- [INSTRUCTION]: All the data below goes into the copy word for word, but the pictures don't.

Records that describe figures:
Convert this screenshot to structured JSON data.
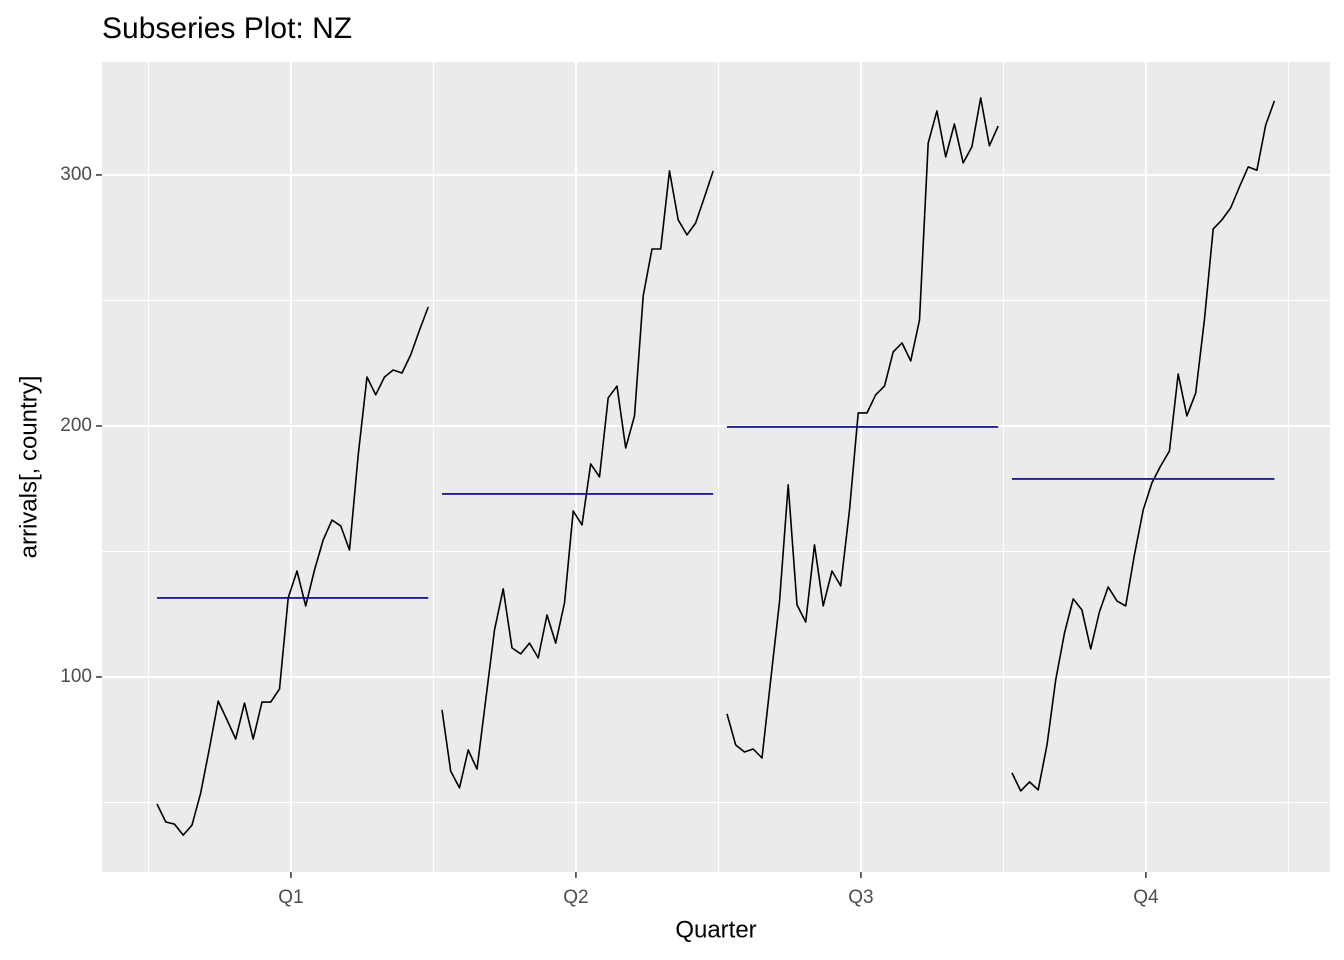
{
  "chart_data": {
    "type": "subseries",
    "title": "Subseries Plot: NZ",
    "x_label": "Quarter",
    "y_label": "arrivals[, country]",
    "xlim": [
      0.337,
      4.646
    ],
    "xticks": [
      {
        "value": 1,
        "label": "Q1"
      },
      {
        "value": 2,
        "label": "Q2"
      },
      {
        "value": 3,
        "label": "Q3"
      },
      {
        "value": 4,
        "label": "Q4"
      }
    ],
    "x_minor_grid": [
      0.5,
      1.5,
      2.5,
      3.5,
      4.5
    ],
    "ylim": [
      22.3,
      345
    ],
    "yticks": [
      100,
      200,
      300
    ],
    "y_minor_grid": [
      50,
      150,
      250
    ],
    "grid": true,
    "line_color": "#000000",
    "mean_color": "#00008b",
    "panels": [
      {
        "values": [
          49.4,
          42.2,
          41.4,
          37.0,
          41.0,
          53.8,
          71.7,
          90.4,
          82.9,
          75.3,
          89.6,
          75.3,
          90.0,
          90.0,
          95.2,
          131.5,
          142.2,
          128.3,
          142.6,
          154.6,
          162.5,
          160.2,
          150.6,
          188.4,
          219.5,
          212.4,
          219.5,
          222.3,
          221.1,
          228.3,
          238.2,
          247.4
        ],
        "mean": 131.5
      },
      {
        "values": [
          86.9,
          62.5,
          55.8,
          70.9,
          63.3,
          90.8,
          118.7,
          135.1,
          111.6,
          109.2,
          113.5,
          107.6,
          124.7,
          113.5,
          129.5,
          166.1,
          160.6,
          184.9,
          179.7,
          211.2,
          215.9,
          191.2,
          204.0,
          251.8,
          270.5,
          270.5,
          301.6,
          282.1,
          276.1,
          280.9,
          291.2,
          301.6
        ],
        "mean": 172.9
      },
      {
        "values": [
          85.3,
          72.9,
          70.1,
          71.3,
          67.7,
          98.8,
          129.9,
          176.5,
          128.7,
          121.9,
          152.6,
          128.3,
          142.2,
          136.3,
          166.5,
          205.2,
          205.2,
          212.4,
          215.9,
          229.5,
          233.1,
          225.9,
          242.2,
          312.7,
          325.5,
          307.2,
          320.3,
          304.8,
          311.2,
          330.7,
          311.6,
          319.5
        ],
        "mean": 199.6
      },
      {
        "values": [
          61.8,
          54.6,
          58.2,
          55.0,
          72.9,
          98.8,
          117.5,
          131.1,
          126.7,
          111.2,
          125.9,
          135.9,
          130.3,
          128.3,
          148.6,
          166.5,
          177.3,
          184.1,
          190.0,
          220.7,
          204.0,
          213.1,
          242.2,
          278.5,
          282.1,
          286.9,
          295.2,
          303.2,
          301.9,
          319.9,
          329.5
        ],
        "mean": 178.9
      }
    ]
  }
}
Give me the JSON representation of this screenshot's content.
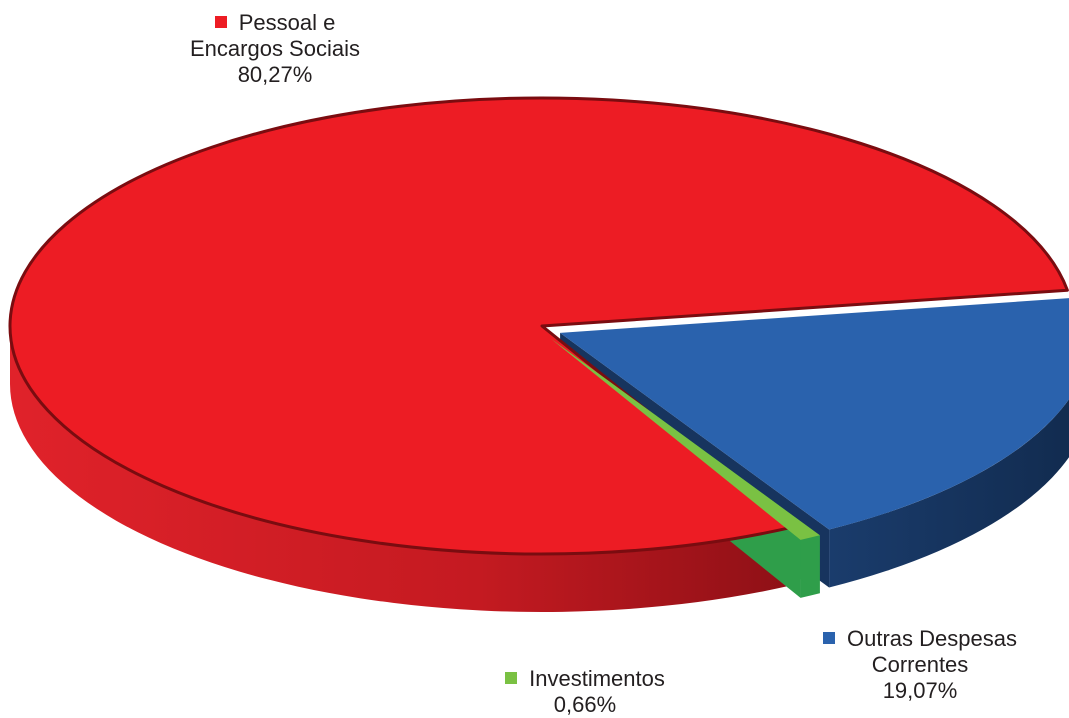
{
  "chart_data": {
    "type": "pie",
    "style": "3d",
    "slices": [
      {
        "label_lines": [
          "Pessoal e",
          "Encargos Sociais"
        ],
        "value_label": "80,27%",
        "value": 80.27,
        "color": "#ed1c24",
        "side_color": "#b5141c",
        "exploded": false
      },
      {
        "label_lines": [
          "Outras Despesas",
          "Correntes"
        ],
        "value_label": "19,07%",
        "value": 19.07,
        "color": "#2a62ad",
        "side_color": "#17345e",
        "exploded": true
      },
      {
        "label_lines": [
          "Investimentos"
        ],
        "value_label": "0,66%",
        "value": 0.66,
        "color": "#7ac143",
        "side_color": "#2f9e4a",
        "exploded": true
      }
    ]
  }
}
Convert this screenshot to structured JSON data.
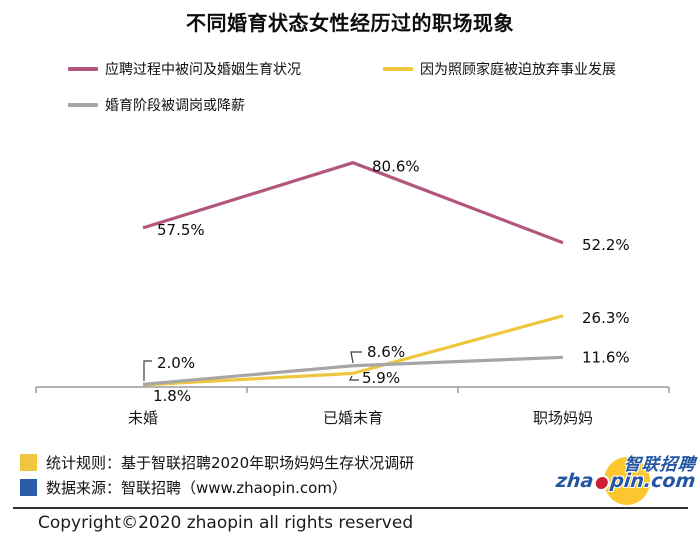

- [COMPLETE OUTPUT]:
Convert this screenshot to structured JSON data.
{
  "chart_data": {
    "type": "subseries",
    "title": "Subseries Plot: NZ",
    "x_label": "Quarter",
    "y_label": "arrivals[, country]",
    "xlim": [
      0.337,
      4.646
    ],
    "xticks": [
      {
        "value": 1,
        "label": "Q1"
      },
      {
        "value": 2,
        "label": "Q2"
      },
      {
        "value": 3,
        "label": "Q3"
      },
      {
        "value": 4,
        "label": "Q4"
      }
    ],
    "x_minor_grid": [
      0.5,
      1.5,
      2.5,
      3.5,
      4.5
    ],
    "ylim": [
      22.3,
      345
    ],
    "yticks": [
      100,
      200,
      300
    ],
    "y_minor_grid": [
      50,
      150,
      250
    ],
    "grid": true,
    "line_color": "#000000",
    "mean_color": "#00008b",
    "panels": [
      {
        "values": [
          49.4,
          42.2,
          41.4,
          37.0,
          41.0,
          53.8,
          71.7,
          90.4,
          82.9,
          75.3,
          89.6,
          75.3,
          90.0,
          90.0,
          95.2,
          131.5,
          142.2,
          128.3,
          142.6,
          154.6,
          162.5,
          160.2,
          150.6,
          188.4,
          219.5,
          212.4,
          219.5,
          222.3,
          221.1,
          228.3,
          238.2,
          247.4
        ],
        "mean": 131.5
      },
      {
        "values": [
          86.9,
          62.5,
          55.8,
          70.9,
          63.3,
          90.8,
          118.7,
          135.1,
          111.6,
          109.2,
          113.5,
          107.6,
          124.7,
          113.5,
          129.5,
          166.1,
          160.6,
          184.9,
          179.7,
          211.2,
          215.9,
          191.2,
          204.0,
          251.8,
          270.5,
          270.5,
          301.6,
          282.1,
          276.1,
          280.9,
          291.2,
          301.6
        ],
        "mean": 172.9
      },
      {
        "values": [
          85.3,
          72.9,
          70.1,
          71.3,
          67.7,
          98.8,
          129.9,
          176.5,
          128.7,
          121.9,
          152.6,
          128.3,
          142.2,
          136.3,
          166.5,
          205.2,
          205.2,
          212.4,
          215.9,
          229.5,
          233.1,
          225.9,
          242.2,
          312.7,
          325.5,
          307.2,
          320.3,
          304.8,
          311.2,
          330.7,
          311.6,
          319.5
        ],
        "mean": 199.6
      },
      {
        "values": [
          61.8,
          54.6,
          58.2,
          55.0,
          72.9,
          98.8,
          117.5,
          131.1,
          126.7,
          111.2,
          125.9,
          135.9,
          130.3,
          128.3,
          148.6,
          166.5,
          177.3,
          184.1,
          190.0,
          220.7,
          204.0,
          213.1,
          242.2,
          278.5,
          282.1,
          286.9,
          295.2,
          303.2,
          301.9,
          319.9,
          329.5
        ],
        "mean": 178.9
      }
    ]
  }
}
Give me the JSON representation of this screenshot's content.
{
  "chart_data": {
    "type": "pie",
    "style": "3d",
    "slices": [
      {
        "label_lines": [
          "Pessoal e",
          "Encargos Sociais"
        ],
        "value_label": "80,27%",
        "value": 80.27,
        "color": "#ed1c24",
        "side_color": "#b5141c",
        "exploded": false
      },
      {
        "label_lines": [
          "Outras Despesas",
          "Correntes"
        ],
        "value_label": "19,07%",
        "value": 19.07,
        "color": "#2a62ad",
        "side_color": "#17345e",
        "exploded": true
      },
      {
        "label_lines": [
          "Investimentos"
        ],
        "value_label": "0,66%",
        "value": 0.66,
        "color": "#7ac143",
        "side_color": "#2f9e4a",
        "exploded": true
      }
    ]
  }
}
Convert this screenshot to structured JSON data.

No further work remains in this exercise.